What you will do = Turn the material into a numbered list with one entry per line. Skip blank lines and leave out the pictures.

Stored items
....
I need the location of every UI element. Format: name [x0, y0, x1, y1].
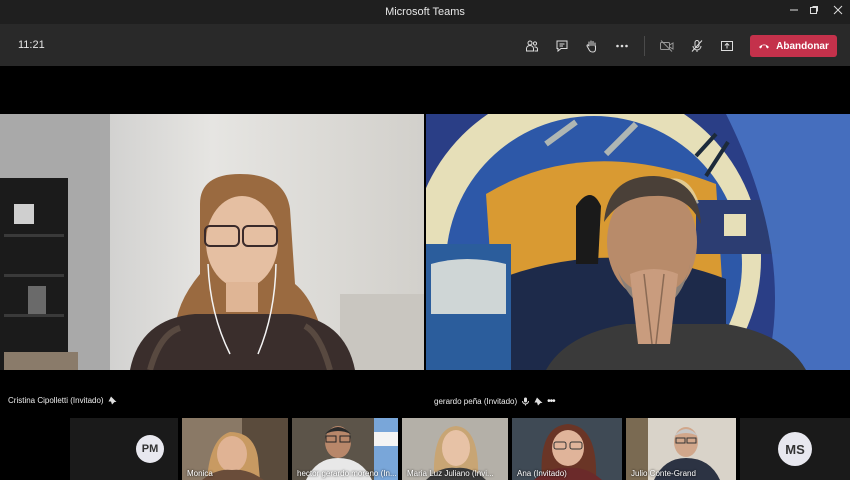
mic-icon — [522, 397, 530, 406]
phone-hangup-icon — [759, 44, 770, 49]
title-bar: Microsoft Teams — [0, 0, 850, 24]
pin-icon — [534, 397, 543, 406]
toolbar-divider — [644, 36, 645, 56]
more-options-icon[interactable] — [612, 36, 632, 56]
close-icon[interactable] — [830, 4, 846, 20]
name-label-cristina: Cristina Cipolletti (Invitado) — [8, 396, 117, 405]
thumb-monica[interactable]: Monica — [182, 418, 288, 480]
pin-icon — [108, 396, 117, 405]
name-label-gerardo: gerardo peña (Invitado) ••• — [434, 396, 556, 407]
thumb-ms[interactable]: MS — [740, 418, 850, 480]
participants-icon[interactable] — [522, 36, 542, 56]
avatar: PM — [136, 435, 164, 463]
camera-off-icon[interactable] — [657, 36, 677, 56]
participant-name: Maria Luz Juliano (Invi... — [407, 469, 494, 478]
thumb-julio[interactable]: Julio Conte-Grand — [626, 418, 736, 480]
minimize-icon[interactable] — [786, 4, 802, 20]
more-options-icon[interactable]: ••• — [547, 396, 555, 407]
avatar: MS — [778, 432, 812, 466]
participant-name: Monica — [187, 469, 213, 478]
leave-button-label: Abandonar — [776, 40, 829, 52]
participant-video — [426, 114, 850, 370]
mic-off-icon[interactable] — [687, 36, 707, 56]
share-screen-icon[interactable] — [717, 36, 737, 56]
participant-name: gerardo peña (Invitado) — [434, 397, 518, 406]
participant-video — [0, 114, 424, 370]
participant-name: Julio Conte-Grand — [631, 469, 696, 478]
raise-hand-icon[interactable] — [582, 36, 602, 56]
thumb-hector[interactable]: hector gerardo moreno (In... — [292, 418, 398, 480]
maximize-icon[interactable] — [806, 4, 822, 20]
video-tile-cristina[interactable] — [0, 114, 424, 370]
thumb-maria-luz[interactable]: Maria Luz Juliano (Invi... — [402, 418, 508, 480]
stage-letterbox — [0, 66, 850, 114]
window-title: Microsoft Teams — [385, 6, 465, 18]
video-tile-gerardo[interactable] — [426, 114, 850, 370]
chat-icon[interactable] — [552, 36, 572, 56]
thumb-ana[interactable]: Ana (Invitado) — [512, 418, 622, 480]
participant-name: Ana (Invitado) — [517, 469, 567, 478]
meeting-toolbar: 11:21 Abandonar — [0, 24, 850, 66]
participant-name: hector gerardo moreno (In... — [297, 469, 397, 478]
meeting-timer: 11:21 — [18, 39, 45, 51]
leave-button[interactable]: Abandonar — [750, 35, 837, 57]
thumb-pm[interactable]: PM — [70, 418, 178, 480]
participant-name: Cristina Cipolletti (Invitado) — [8, 396, 104, 405]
....
Written response =
1. I need the location of every UI element. Format: name [x0, y0, x1, y1].
2. mic-icon — [522, 397, 530, 406]
3. phone-hangup-icon — [759, 44, 770, 49]
4. title-bar: Microsoft Teams — [0, 0, 850, 24]
5. pin-icon — [534, 397, 543, 406]
6. toolbar-divider — [644, 36, 645, 56]
7. more-options-icon[interactable] — [612, 36, 632, 56]
8. close-icon[interactable] — [830, 4, 846, 20]
9. name-label-cristina: Cristina Cipolletti (Invitado) — [8, 396, 117, 405]
10. thumb-monica[interactable]: Monica — [182, 418, 288, 480]
11. pin-icon — [108, 396, 117, 405]
12. name-label-gerardo: gerardo peña (Invitado) ••• — [434, 396, 556, 407]
13. thumb-ms[interactable]: MS — [740, 418, 850, 480]
14. participants-icon[interactable] — [522, 36, 542, 56]
15. avatar: PM — [136, 435, 164, 463]
16. camera-off-icon[interactable] — [657, 36, 677, 56]
17. participant-name: Maria Luz Juliano (Invi... — [407, 469, 494, 478]
18. thumb-julio[interactable]: Julio Conte-Grand — [626, 418, 736, 480]
19. minimize-icon[interactable] — [786, 4, 802, 20]
20. more-options-icon[interactable]: ••• — [547, 396, 555, 407]
21. avatar: MS — [778, 432, 812, 466]
22. participant-name: Monica — [187, 469, 213, 478]
23. leave-button-label: Abandonar — [776, 40, 829, 52]
24. participant-video — [426, 114, 850, 370]
25. mic-off-icon[interactable] — [687, 36, 707, 56]
26. share-screen-icon[interactable] — [717, 36, 737, 56]
27. participant-name: gerardo peña (Invitado) — [434, 397, 518, 406]
28. participant-video — [0, 114, 424, 370]
29. participant-name: Julio Conte-Grand — [631, 469, 696, 478]
30. raise-hand-icon[interactable] — [582, 36, 602, 56]
31. thumb-hector[interactable]: hector gerardo moreno (In... — [292, 418, 398, 480]
32. maximize-icon[interactable] — [806, 4, 822, 20]
33. video-tile-cristina[interactable] — [0, 114, 424, 370]
34. thumb-maria-luz[interactable]: Maria Luz Juliano (Invi... — [402, 418, 508, 480]
35. stage-letterbox — [0, 66, 850, 114]
36. window-title: Microsoft Teams — [385, 6, 465, 18]
37. video-tile-gerardo[interactable] — [426, 114, 850, 370]
38. chat-icon[interactable] — [552, 36, 572, 56]
39. thumb-ana[interactable]: Ana (Invitado) — [512, 418, 622, 480]
40. participant-name: Ana (Invitado) — [517, 469, 567, 478]
41. meeting-toolbar: 11:21 Abandonar — [0, 24, 850, 66]
42. participant-name: hector gerardo moreno (In... — [297, 469, 397, 478]
43. meeting-timer: 11:21 — [18, 39, 45, 51]
44. leave-button[interactable]: Abandonar — [750, 35, 837, 57]
45. thumb-pm[interactable]: PM — [70, 418, 178, 480]
46. participant-name: Cristina Cipolletti (Invitado) — [8, 396, 104, 405]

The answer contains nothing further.